EXERCISE: Whenever a line below holds the word "Etsi", copy that line.

SUPPLIED DATA:
######

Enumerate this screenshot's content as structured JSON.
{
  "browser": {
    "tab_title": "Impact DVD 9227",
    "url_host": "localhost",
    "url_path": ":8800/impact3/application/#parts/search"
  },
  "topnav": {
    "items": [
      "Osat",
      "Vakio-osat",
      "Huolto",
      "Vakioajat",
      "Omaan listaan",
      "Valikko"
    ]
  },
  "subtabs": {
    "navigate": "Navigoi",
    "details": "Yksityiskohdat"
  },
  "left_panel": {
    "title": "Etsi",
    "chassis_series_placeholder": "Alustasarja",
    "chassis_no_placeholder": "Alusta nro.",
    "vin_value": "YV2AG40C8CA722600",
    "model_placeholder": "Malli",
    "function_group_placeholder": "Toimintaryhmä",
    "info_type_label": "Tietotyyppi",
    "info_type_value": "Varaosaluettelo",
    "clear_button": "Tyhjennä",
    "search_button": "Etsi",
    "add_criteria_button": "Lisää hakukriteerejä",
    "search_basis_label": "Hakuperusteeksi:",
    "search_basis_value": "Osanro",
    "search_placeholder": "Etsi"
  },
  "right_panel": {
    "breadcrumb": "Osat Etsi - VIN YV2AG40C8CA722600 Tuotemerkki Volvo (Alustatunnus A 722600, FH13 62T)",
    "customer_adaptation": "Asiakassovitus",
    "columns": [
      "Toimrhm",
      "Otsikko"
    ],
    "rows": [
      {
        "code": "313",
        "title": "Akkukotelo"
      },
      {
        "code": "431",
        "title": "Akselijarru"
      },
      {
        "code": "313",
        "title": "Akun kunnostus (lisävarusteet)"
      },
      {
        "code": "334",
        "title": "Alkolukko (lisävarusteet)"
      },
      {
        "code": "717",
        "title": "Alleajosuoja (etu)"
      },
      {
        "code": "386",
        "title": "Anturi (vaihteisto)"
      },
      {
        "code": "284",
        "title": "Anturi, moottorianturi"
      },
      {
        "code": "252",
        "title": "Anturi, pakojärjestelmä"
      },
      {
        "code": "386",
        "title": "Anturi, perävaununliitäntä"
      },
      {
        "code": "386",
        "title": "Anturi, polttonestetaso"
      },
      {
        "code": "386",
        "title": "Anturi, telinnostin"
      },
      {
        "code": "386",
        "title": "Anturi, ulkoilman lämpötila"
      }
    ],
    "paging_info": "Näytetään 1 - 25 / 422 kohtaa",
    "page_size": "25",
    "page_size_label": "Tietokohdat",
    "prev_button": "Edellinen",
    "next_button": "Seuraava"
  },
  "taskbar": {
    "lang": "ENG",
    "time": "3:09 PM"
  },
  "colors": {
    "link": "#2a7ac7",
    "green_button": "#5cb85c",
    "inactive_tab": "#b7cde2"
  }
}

######

COMPLETE RESPONSE:
    "title": "Etsi",
    "search_button": "Etsi",
    "search_placeholder": "Etsi"
    "breadcrumb": "Osat Etsi - VIN YV2AG40C8CA722600 Tuotemerkki Volvo (Alustatunnus A 722600, FH13 62T)",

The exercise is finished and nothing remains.